Element box annotations:
--- Begin ---

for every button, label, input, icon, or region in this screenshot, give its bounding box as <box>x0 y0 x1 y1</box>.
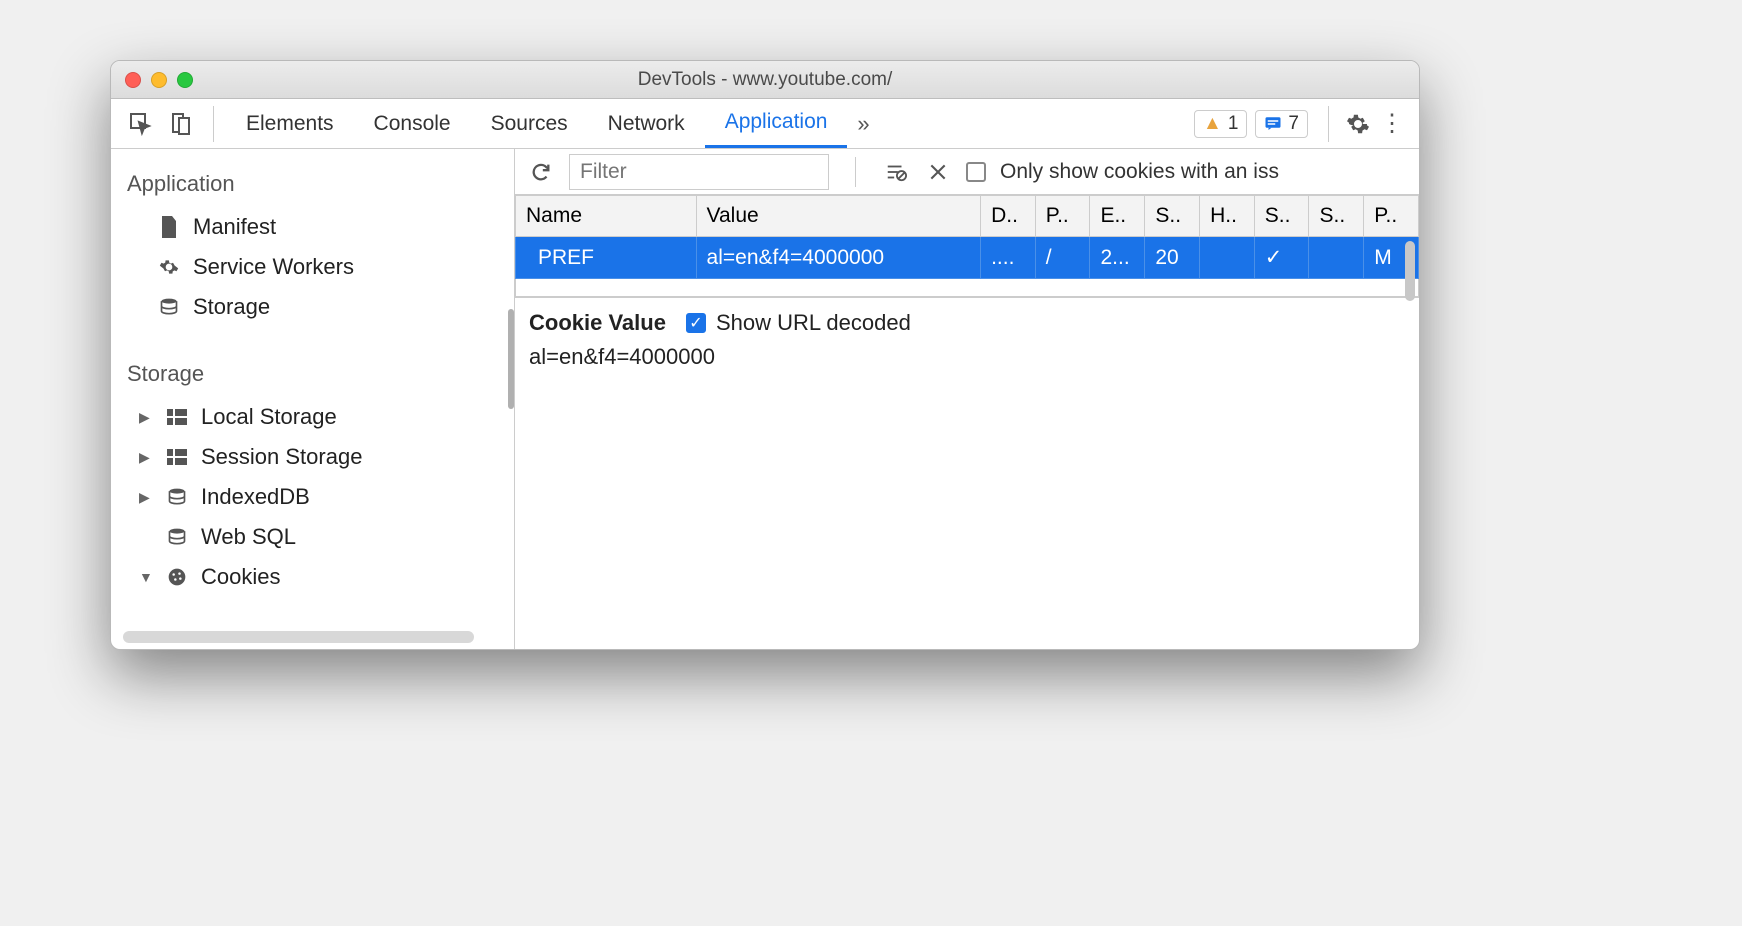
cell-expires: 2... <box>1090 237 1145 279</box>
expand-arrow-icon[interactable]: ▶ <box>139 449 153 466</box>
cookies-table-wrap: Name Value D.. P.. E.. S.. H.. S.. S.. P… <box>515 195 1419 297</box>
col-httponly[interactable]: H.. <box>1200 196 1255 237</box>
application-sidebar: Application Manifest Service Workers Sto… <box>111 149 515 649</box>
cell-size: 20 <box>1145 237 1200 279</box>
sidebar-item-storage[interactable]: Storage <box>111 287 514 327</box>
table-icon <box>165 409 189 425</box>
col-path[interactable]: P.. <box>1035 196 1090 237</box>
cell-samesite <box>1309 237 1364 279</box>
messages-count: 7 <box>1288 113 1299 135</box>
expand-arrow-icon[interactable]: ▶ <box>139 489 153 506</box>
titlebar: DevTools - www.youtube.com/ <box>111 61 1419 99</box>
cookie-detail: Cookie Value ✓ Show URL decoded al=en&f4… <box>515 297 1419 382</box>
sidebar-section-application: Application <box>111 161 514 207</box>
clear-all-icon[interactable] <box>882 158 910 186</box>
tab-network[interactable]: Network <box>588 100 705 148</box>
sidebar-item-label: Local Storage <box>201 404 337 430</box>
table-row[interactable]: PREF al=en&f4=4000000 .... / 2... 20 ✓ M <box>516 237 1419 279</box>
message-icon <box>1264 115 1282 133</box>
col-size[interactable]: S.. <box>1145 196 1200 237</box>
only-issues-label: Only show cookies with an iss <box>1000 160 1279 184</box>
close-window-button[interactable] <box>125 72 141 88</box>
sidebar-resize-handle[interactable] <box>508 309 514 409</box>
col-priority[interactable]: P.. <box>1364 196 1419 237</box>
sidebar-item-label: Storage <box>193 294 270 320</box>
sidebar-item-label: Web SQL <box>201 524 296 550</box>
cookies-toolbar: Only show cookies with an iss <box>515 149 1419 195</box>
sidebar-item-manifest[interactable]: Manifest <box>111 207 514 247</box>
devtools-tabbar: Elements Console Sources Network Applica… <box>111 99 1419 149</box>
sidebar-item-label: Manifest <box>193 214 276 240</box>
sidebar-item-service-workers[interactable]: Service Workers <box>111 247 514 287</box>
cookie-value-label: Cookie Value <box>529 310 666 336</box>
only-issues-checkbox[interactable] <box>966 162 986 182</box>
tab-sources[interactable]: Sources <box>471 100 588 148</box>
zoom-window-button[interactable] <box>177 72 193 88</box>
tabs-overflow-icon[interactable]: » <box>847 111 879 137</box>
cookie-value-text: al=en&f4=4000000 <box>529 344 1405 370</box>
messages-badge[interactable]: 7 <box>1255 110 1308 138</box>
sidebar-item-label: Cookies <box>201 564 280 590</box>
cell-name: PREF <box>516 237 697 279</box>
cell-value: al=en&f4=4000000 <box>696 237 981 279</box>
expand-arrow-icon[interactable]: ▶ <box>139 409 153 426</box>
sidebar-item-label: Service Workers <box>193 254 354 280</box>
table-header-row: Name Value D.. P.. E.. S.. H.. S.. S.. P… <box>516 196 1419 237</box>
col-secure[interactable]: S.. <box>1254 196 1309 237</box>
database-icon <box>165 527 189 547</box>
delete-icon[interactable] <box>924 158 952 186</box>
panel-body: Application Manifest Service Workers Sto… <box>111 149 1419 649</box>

--- End ---

Work required >>
Please copy out, word for word, the part of the records that opens with the line containing "cell-expires: 2... <box>1090" and closes with the line containing "table-icon <box>165 409 189 425</box>", including both of those lines.

Worked solution >>
cell-expires: 2... <box>1090 237 1145 279</box>
expand-arrow-icon[interactable]: ▶ <box>139 449 153 466</box>
cookies-table-wrap: Name Value D.. P.. E.. S.. H.. S.. S.. P… <box>515 195 1419 297</box>
col-httponly[interactable]: H.. <box>1200 196 1255 237</box>
application-sidebar: Application Manifest Service Workers Sto… <box>111 149 515 649</box>
cell-size: 20 <box>1145 237 1200 279</box>
sidebar-item-storage[interactable]: Storage <box>111 287 514 327</box>
table-icon <box>165 409 189 425</box>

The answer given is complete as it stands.